EXERCISE INSTRUCTIONS:
Sort through the data and copy the lines holding the word "bold".

PROVIDED DATA:

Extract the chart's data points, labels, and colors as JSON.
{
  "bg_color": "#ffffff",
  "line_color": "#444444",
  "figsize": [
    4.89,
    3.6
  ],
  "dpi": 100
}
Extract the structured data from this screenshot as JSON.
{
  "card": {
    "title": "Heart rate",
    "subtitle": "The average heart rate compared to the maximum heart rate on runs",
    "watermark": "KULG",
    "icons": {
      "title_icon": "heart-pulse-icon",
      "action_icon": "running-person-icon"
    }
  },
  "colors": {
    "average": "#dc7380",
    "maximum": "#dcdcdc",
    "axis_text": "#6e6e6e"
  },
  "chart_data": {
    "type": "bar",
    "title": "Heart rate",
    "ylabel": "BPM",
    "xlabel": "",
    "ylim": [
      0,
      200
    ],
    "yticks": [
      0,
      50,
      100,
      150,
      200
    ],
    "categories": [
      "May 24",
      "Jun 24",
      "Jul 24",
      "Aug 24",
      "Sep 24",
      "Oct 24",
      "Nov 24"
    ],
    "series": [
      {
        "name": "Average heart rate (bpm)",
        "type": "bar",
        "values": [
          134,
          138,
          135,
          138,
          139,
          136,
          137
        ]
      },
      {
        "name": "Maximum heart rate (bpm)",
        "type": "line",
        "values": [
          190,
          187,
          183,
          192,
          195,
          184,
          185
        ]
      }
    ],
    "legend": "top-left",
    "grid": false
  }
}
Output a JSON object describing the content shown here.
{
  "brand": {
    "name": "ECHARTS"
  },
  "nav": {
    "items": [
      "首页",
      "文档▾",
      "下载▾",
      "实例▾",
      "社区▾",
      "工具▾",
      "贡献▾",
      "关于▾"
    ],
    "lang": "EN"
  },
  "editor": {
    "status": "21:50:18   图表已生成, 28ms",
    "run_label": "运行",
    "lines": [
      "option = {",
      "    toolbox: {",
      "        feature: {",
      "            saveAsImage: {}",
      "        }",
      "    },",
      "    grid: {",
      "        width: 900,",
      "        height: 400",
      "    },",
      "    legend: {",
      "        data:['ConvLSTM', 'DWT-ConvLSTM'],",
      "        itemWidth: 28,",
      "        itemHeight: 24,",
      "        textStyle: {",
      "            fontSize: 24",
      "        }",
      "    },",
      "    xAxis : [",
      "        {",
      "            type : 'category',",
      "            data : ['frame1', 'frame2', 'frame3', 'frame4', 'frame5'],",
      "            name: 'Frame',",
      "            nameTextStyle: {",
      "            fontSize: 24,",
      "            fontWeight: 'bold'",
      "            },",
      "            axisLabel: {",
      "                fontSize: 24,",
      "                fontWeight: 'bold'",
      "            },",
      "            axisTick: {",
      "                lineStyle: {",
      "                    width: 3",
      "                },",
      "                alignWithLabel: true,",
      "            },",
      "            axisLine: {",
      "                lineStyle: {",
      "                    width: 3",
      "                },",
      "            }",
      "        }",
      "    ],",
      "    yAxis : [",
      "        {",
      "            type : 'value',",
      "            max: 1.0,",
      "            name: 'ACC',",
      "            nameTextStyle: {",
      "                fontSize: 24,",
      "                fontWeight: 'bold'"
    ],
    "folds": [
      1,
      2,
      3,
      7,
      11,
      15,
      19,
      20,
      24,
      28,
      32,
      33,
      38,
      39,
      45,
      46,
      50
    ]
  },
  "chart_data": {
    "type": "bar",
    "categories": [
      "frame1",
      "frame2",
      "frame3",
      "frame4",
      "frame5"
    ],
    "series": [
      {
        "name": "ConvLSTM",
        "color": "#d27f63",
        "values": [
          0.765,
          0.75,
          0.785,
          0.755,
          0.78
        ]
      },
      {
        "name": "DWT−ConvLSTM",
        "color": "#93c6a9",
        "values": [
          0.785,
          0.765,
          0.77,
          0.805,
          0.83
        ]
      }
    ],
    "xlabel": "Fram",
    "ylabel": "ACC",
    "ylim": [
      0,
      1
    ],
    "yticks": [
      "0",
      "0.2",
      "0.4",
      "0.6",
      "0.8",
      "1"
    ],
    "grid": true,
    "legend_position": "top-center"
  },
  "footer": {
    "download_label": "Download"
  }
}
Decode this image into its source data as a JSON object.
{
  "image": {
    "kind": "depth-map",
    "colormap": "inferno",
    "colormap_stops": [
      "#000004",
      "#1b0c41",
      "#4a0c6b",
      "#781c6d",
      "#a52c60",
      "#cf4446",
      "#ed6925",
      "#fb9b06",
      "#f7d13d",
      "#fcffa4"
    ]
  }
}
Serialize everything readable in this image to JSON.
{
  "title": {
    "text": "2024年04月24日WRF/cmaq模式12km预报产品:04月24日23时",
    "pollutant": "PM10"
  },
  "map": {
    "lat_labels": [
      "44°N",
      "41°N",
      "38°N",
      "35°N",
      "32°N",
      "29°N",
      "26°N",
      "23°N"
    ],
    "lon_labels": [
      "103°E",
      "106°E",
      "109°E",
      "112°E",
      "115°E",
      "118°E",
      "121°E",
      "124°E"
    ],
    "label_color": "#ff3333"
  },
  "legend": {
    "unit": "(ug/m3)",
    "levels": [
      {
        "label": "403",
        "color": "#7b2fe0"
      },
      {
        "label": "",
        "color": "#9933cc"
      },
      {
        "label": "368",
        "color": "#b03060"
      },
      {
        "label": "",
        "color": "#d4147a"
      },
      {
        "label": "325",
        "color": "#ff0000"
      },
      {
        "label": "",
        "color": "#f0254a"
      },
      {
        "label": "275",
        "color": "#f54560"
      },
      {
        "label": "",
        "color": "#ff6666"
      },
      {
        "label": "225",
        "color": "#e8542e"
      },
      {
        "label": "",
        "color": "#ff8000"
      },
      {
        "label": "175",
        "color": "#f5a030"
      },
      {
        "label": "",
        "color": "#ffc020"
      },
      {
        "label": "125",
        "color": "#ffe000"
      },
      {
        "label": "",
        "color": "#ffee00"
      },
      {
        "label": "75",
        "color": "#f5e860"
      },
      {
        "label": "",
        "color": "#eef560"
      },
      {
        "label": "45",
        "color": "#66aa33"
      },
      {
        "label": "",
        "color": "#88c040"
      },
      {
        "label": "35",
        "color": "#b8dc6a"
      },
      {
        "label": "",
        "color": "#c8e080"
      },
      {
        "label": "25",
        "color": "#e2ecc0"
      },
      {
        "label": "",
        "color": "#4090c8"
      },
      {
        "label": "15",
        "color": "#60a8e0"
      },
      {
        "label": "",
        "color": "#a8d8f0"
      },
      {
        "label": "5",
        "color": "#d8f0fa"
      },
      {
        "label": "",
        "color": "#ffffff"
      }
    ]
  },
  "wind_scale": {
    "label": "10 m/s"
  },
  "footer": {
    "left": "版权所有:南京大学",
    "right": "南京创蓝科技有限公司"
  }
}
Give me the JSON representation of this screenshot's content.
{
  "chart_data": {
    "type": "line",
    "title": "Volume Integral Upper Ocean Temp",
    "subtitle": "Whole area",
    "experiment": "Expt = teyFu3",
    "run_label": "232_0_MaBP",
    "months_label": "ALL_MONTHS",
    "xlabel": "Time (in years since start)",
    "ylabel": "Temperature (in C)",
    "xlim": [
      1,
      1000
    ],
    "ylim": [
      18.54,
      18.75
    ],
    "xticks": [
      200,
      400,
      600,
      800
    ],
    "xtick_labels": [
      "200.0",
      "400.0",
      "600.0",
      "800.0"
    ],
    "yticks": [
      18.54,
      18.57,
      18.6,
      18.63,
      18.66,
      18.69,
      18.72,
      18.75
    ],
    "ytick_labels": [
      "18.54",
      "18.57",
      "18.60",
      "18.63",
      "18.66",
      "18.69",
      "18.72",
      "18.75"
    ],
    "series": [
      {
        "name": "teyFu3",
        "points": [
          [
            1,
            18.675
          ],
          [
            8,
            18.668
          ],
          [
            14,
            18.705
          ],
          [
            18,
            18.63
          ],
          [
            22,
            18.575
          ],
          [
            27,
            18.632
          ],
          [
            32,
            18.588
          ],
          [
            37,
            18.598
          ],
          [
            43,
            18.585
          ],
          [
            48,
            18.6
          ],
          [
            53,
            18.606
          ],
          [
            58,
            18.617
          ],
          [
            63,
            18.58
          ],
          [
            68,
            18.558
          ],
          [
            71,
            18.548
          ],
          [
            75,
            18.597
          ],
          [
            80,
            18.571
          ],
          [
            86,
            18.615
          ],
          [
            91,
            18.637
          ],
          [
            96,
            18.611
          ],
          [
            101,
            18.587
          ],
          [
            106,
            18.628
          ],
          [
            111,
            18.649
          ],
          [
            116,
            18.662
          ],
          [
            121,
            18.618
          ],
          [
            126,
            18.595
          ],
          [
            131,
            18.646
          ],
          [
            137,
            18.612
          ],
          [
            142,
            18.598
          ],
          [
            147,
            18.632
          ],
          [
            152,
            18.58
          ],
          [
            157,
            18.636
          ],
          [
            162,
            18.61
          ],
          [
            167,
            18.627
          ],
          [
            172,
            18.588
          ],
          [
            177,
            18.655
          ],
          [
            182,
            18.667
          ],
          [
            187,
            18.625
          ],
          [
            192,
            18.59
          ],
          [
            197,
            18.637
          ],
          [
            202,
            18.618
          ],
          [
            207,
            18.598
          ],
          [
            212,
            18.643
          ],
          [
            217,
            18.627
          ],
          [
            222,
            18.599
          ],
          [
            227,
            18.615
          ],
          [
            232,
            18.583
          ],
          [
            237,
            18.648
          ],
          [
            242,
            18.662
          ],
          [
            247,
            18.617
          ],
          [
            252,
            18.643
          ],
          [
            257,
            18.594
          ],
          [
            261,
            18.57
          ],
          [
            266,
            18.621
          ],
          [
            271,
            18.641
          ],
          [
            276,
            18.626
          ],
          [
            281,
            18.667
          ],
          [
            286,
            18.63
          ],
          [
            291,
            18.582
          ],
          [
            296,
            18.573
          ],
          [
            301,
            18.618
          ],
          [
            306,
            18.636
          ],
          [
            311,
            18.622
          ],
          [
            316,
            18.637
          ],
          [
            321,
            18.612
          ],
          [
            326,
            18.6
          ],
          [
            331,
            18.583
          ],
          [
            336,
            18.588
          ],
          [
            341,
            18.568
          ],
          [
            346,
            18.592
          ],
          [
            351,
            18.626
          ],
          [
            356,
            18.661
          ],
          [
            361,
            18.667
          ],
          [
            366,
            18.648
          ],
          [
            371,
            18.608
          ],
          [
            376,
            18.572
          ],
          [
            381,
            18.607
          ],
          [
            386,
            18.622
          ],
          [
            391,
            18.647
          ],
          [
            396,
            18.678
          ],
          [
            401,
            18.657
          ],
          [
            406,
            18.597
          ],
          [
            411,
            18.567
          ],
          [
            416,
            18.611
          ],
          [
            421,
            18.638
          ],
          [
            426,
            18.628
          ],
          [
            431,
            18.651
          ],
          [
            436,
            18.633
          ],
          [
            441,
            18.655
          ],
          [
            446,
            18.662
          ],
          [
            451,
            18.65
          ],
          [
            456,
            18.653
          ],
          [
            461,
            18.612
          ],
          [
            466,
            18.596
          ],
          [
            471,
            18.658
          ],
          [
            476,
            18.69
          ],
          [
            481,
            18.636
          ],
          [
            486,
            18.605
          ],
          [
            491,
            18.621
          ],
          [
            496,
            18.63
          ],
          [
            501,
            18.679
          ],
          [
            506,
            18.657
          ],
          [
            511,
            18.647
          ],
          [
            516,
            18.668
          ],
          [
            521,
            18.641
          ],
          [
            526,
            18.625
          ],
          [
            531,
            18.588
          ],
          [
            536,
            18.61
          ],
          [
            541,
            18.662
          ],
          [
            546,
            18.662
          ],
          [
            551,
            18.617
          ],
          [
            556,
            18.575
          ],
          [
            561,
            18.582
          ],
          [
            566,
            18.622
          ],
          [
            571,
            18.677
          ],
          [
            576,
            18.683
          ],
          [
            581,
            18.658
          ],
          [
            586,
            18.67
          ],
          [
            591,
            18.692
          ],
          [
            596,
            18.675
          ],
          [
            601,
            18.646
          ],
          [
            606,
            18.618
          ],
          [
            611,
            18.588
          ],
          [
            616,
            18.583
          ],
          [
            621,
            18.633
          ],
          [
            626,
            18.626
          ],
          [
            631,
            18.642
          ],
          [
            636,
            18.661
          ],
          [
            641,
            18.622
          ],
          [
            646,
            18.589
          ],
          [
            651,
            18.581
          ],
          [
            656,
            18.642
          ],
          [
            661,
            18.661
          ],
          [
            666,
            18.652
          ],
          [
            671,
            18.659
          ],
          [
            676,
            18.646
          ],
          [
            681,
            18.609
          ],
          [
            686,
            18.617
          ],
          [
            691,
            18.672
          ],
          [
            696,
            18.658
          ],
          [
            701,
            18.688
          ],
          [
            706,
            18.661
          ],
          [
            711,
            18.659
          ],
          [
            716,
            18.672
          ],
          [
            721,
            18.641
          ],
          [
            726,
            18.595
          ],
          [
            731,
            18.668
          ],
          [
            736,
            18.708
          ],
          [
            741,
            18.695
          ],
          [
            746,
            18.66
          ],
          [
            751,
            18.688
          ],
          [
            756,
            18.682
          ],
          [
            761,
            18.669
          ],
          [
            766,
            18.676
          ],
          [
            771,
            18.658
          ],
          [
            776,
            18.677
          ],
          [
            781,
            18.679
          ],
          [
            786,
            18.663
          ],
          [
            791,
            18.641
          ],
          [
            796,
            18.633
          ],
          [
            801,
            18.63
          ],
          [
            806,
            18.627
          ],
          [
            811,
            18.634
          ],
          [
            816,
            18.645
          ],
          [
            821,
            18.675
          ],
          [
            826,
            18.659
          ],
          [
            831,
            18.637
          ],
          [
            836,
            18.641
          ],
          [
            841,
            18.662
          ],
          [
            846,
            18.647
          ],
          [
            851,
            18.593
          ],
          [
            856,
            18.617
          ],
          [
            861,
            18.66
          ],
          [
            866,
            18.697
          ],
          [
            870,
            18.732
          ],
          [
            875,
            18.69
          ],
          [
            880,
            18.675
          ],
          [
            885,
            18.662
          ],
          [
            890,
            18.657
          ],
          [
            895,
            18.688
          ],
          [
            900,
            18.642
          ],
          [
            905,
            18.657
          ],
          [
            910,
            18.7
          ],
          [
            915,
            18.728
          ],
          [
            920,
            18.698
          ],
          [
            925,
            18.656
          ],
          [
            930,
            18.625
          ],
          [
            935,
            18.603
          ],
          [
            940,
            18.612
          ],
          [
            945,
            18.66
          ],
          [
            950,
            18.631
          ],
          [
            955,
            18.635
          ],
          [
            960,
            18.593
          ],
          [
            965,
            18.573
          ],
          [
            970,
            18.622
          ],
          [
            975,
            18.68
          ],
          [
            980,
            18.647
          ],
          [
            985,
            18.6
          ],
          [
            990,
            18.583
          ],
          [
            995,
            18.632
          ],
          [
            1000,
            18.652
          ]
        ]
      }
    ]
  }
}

RESPONSE:
      "            fontWeight: 'bold'",
      "                fontWeight: 'bold'",
      "                fontWeight: 'bold'"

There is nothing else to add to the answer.